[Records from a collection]
►
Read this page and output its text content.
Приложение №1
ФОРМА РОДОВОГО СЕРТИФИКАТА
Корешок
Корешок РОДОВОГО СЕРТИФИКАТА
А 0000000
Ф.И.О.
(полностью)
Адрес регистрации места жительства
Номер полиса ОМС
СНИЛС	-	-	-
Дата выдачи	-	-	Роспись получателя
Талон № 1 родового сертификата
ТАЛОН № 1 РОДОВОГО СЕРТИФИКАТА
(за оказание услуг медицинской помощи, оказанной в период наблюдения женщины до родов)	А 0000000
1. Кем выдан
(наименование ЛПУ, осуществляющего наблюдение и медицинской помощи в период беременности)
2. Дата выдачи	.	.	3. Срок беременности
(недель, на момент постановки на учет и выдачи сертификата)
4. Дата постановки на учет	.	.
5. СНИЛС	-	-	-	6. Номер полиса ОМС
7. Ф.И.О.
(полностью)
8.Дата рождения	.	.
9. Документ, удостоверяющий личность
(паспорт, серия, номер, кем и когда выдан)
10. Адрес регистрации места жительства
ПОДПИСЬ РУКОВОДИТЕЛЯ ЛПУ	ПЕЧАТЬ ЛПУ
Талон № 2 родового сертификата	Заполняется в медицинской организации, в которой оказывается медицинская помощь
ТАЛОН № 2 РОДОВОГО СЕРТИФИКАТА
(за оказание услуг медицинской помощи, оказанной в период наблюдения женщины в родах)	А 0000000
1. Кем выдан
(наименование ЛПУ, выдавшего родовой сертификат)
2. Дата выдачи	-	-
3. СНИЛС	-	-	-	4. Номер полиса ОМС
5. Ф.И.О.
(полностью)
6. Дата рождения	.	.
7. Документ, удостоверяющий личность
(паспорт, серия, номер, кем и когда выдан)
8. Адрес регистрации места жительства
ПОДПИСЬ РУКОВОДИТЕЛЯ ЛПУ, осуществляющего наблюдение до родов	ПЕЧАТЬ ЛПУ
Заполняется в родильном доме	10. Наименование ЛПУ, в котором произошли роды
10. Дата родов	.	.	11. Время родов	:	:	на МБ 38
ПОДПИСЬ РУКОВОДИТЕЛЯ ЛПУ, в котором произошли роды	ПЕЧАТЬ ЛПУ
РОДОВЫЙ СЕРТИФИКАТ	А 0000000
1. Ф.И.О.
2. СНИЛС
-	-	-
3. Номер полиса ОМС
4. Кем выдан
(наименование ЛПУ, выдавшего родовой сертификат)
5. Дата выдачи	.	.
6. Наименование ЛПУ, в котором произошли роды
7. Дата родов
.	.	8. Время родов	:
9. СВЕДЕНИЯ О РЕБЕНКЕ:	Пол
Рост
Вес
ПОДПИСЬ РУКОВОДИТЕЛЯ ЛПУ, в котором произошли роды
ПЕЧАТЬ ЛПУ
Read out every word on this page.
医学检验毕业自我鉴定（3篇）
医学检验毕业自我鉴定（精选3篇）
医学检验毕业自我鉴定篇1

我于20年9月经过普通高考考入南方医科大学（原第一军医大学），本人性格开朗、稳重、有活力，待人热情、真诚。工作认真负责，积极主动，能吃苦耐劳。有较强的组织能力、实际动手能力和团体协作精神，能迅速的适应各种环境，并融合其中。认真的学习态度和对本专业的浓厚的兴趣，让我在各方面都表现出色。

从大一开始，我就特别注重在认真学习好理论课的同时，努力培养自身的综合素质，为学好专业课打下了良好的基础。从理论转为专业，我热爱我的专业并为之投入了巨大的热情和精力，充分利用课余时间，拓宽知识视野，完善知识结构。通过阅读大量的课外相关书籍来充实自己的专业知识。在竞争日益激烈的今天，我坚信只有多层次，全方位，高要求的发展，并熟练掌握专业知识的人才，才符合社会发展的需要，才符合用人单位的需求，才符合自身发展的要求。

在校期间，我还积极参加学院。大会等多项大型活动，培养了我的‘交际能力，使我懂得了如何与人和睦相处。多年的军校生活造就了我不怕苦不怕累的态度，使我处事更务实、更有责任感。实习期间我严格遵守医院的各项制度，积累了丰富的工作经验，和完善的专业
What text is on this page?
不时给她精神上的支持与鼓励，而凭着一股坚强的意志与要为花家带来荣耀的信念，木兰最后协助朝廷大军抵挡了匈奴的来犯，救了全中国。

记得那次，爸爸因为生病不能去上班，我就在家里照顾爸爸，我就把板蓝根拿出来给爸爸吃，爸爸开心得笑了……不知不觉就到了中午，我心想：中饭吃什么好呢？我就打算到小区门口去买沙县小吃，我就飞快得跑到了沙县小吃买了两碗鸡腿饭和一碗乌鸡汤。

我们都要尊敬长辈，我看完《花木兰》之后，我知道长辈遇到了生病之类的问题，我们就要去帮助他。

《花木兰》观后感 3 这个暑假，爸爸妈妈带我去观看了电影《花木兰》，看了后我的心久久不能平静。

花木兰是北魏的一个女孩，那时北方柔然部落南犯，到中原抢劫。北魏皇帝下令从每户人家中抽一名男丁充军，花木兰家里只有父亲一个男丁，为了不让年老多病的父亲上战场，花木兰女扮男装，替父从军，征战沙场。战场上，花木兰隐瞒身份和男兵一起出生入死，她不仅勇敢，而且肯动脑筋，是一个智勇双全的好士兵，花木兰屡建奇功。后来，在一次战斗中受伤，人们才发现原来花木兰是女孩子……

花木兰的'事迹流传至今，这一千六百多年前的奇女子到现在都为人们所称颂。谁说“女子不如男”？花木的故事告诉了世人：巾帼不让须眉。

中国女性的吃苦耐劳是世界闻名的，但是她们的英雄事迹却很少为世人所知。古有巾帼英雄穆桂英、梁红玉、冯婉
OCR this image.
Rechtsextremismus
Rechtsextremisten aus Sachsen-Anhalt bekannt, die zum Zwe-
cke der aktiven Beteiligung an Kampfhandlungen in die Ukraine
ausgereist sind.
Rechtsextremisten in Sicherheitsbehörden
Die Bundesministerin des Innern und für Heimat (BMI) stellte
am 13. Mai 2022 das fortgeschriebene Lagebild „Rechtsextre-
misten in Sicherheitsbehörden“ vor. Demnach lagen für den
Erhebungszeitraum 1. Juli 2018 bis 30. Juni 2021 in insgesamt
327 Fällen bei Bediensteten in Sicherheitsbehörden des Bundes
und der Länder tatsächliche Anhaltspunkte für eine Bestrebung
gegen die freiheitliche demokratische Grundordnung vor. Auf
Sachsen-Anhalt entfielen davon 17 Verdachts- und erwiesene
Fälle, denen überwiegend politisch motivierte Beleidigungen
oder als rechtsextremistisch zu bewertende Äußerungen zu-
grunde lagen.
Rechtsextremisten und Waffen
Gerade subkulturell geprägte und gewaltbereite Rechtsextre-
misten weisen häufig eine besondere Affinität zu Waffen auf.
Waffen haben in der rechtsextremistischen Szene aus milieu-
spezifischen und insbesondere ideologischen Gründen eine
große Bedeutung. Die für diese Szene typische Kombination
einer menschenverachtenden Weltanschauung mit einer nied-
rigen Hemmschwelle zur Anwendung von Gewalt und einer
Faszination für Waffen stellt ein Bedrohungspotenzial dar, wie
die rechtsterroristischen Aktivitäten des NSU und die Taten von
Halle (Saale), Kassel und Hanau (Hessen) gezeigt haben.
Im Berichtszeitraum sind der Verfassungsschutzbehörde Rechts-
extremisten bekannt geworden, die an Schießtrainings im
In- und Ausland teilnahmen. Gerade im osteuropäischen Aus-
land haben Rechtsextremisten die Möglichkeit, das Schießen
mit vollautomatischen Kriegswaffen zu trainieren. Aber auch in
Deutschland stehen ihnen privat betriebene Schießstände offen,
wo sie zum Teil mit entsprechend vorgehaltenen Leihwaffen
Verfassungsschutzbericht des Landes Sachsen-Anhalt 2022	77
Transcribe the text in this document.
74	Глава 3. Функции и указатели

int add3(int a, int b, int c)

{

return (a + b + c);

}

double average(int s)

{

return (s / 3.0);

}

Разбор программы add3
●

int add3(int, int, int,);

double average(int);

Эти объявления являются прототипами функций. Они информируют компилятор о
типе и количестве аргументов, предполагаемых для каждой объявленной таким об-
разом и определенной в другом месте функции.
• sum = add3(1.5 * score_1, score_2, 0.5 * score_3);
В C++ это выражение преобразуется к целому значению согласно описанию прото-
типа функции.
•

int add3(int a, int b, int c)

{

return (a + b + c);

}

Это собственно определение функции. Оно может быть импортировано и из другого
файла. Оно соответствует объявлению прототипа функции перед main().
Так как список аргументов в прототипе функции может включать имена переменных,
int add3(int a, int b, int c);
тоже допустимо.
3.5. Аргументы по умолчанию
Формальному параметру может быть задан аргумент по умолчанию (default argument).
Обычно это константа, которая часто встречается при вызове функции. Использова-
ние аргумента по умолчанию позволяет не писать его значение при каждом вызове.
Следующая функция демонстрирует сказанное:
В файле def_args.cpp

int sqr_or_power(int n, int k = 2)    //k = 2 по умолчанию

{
◄
**PROBLEM TO SOLVE**:
Copy each line of the records above that carries the word "регистрации".

**RESPONSE**:
Адрес регистрации места жительства
10. Адрес регистрации места жительства
8. Адрес регистрации места жительства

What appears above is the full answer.